=== Provided records ===
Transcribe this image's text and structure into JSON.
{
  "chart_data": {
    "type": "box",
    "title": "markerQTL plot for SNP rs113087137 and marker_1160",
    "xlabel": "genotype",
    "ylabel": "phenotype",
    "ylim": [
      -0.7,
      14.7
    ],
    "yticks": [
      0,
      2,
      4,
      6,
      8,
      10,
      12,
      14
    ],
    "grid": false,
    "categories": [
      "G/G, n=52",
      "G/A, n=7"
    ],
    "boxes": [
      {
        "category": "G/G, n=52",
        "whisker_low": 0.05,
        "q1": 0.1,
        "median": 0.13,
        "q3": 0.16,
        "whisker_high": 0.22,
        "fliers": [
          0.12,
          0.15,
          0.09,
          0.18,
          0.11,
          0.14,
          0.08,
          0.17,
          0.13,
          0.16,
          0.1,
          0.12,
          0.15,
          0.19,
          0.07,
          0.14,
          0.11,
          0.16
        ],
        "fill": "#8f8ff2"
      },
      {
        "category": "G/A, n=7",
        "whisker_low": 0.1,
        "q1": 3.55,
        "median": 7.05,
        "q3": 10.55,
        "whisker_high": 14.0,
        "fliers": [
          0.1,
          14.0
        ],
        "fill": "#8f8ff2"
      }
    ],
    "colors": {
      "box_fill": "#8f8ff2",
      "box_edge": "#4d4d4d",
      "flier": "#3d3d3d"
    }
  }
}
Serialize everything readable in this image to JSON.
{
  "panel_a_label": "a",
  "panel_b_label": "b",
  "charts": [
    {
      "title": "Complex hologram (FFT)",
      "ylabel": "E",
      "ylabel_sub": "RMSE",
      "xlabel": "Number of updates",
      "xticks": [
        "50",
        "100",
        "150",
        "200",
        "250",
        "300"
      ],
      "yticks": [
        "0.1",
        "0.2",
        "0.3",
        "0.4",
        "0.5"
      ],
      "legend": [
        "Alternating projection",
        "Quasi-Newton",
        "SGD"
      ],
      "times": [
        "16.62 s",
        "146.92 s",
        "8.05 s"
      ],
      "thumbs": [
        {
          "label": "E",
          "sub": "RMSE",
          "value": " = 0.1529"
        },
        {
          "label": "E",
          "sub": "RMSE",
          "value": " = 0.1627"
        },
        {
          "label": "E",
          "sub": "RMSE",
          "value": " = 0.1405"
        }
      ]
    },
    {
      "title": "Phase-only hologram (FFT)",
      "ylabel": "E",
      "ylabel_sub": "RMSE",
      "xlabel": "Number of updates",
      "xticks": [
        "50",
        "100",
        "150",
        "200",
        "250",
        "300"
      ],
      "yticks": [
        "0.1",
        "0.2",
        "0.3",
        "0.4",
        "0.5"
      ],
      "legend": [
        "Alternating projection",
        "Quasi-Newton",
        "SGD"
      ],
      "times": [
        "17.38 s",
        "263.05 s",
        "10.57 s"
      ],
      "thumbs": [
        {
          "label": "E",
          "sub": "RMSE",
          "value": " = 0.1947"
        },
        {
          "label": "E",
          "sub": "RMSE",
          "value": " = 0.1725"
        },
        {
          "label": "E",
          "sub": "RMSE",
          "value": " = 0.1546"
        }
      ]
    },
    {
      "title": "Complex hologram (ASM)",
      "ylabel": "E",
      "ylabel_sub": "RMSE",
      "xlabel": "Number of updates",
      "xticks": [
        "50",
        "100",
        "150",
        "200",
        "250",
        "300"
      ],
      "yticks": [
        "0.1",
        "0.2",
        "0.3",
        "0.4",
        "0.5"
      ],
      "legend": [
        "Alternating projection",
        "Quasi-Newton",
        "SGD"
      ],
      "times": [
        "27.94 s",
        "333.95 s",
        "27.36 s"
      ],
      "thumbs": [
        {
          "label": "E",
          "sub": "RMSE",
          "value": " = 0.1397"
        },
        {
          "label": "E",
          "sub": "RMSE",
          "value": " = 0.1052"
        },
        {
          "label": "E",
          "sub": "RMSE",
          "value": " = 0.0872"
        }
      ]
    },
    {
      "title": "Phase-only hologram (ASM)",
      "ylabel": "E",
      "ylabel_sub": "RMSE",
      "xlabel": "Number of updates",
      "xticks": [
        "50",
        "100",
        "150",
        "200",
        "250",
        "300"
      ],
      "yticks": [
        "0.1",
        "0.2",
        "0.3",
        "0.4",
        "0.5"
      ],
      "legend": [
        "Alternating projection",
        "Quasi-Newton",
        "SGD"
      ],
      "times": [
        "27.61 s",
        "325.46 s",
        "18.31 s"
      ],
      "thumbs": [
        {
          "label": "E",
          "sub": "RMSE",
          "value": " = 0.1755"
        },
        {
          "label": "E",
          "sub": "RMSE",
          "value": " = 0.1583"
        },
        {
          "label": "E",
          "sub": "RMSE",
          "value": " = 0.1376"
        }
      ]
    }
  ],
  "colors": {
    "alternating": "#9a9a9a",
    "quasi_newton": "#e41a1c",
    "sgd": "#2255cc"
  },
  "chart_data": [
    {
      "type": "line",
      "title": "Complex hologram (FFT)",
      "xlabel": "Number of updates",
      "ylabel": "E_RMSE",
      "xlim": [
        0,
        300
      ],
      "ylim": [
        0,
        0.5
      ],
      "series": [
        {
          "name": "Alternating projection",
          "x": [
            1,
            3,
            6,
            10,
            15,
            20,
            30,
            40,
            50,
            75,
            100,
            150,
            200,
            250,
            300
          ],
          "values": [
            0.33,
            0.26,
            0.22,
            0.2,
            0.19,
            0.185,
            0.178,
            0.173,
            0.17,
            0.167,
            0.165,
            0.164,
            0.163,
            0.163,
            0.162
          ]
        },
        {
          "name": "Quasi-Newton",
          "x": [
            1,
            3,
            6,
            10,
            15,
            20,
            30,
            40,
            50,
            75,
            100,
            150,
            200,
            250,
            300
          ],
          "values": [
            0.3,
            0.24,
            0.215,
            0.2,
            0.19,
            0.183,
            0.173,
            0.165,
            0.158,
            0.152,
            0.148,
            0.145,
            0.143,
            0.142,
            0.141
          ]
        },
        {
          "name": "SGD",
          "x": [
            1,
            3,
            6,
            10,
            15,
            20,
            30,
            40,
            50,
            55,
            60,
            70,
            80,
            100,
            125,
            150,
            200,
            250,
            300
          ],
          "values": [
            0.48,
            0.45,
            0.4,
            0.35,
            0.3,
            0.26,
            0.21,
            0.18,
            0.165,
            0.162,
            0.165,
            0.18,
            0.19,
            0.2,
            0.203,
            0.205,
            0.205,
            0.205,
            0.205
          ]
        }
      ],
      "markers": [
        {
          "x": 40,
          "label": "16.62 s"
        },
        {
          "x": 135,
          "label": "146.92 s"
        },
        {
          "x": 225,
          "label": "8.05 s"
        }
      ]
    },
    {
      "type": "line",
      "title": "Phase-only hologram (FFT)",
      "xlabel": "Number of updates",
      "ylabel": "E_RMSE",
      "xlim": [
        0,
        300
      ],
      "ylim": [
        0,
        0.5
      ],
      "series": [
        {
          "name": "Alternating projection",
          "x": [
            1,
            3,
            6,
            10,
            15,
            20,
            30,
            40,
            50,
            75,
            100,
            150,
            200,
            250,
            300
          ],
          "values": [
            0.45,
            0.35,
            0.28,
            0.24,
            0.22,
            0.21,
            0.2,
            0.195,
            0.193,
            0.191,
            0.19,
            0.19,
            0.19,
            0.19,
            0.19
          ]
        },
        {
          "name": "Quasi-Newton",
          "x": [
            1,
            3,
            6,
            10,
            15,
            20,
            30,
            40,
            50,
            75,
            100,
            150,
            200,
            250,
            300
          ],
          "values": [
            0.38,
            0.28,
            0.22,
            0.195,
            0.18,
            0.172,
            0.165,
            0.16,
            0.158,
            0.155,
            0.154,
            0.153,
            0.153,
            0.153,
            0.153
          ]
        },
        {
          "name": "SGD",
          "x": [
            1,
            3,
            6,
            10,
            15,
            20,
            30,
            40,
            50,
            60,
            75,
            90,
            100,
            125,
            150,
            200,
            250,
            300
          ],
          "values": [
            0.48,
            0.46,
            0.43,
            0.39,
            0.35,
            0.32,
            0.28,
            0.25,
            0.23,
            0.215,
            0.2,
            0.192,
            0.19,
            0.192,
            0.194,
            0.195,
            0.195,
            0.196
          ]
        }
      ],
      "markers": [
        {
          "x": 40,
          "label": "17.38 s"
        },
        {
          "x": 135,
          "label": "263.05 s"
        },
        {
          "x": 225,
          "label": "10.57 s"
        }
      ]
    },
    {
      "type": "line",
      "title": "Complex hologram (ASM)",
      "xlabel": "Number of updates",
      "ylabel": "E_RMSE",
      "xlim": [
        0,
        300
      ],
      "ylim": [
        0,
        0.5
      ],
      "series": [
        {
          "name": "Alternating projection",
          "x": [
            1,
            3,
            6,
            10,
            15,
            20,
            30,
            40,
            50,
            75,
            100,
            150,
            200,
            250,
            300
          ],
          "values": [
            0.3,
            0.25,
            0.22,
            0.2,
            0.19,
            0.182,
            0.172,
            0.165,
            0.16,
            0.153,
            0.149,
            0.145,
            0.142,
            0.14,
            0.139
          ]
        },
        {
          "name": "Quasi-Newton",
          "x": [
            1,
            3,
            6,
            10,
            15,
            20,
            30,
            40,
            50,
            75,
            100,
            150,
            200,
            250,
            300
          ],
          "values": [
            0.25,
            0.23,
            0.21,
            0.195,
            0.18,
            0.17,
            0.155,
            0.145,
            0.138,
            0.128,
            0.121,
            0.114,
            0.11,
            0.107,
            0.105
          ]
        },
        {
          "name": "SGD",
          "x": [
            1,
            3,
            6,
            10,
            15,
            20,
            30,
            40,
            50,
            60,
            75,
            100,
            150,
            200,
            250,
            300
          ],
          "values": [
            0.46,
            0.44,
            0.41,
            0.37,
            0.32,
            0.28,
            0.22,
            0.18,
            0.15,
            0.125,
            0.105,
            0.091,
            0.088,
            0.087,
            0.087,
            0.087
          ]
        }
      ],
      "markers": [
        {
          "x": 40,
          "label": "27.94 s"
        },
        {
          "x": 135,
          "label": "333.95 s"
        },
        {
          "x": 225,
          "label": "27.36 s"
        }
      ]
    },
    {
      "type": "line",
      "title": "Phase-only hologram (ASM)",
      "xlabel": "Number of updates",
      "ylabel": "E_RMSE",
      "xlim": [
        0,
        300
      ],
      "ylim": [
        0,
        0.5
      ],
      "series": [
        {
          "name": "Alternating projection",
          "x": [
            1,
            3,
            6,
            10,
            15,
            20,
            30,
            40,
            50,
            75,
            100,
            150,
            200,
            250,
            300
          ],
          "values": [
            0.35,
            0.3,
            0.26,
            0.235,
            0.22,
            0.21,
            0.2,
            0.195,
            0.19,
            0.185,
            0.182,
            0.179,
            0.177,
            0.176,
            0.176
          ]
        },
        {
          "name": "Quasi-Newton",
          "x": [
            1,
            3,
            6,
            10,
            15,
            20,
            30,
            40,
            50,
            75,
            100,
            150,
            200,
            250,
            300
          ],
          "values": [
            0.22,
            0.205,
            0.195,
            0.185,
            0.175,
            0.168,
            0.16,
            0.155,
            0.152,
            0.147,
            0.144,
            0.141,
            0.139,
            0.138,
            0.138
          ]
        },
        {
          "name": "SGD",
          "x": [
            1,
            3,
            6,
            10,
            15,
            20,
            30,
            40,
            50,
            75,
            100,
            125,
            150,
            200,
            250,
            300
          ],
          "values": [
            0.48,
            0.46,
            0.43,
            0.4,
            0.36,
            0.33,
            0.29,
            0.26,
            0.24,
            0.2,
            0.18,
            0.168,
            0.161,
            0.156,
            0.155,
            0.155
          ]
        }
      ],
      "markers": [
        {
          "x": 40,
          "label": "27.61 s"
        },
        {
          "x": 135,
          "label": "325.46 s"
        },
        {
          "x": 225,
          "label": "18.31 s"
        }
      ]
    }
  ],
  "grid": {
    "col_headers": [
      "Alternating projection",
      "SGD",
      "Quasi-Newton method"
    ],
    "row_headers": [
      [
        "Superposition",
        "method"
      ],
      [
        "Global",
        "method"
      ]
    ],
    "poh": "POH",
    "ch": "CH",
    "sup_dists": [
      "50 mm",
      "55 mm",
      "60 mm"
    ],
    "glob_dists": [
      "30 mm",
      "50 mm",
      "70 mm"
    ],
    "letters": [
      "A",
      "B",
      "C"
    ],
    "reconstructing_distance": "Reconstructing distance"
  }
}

=== What to work on ===
Pull out each line holding the string "image".

=== Solution to this exercise ===
Transcribe this image's text and structure into JSON.
Serialize everything readable in this image to JSON.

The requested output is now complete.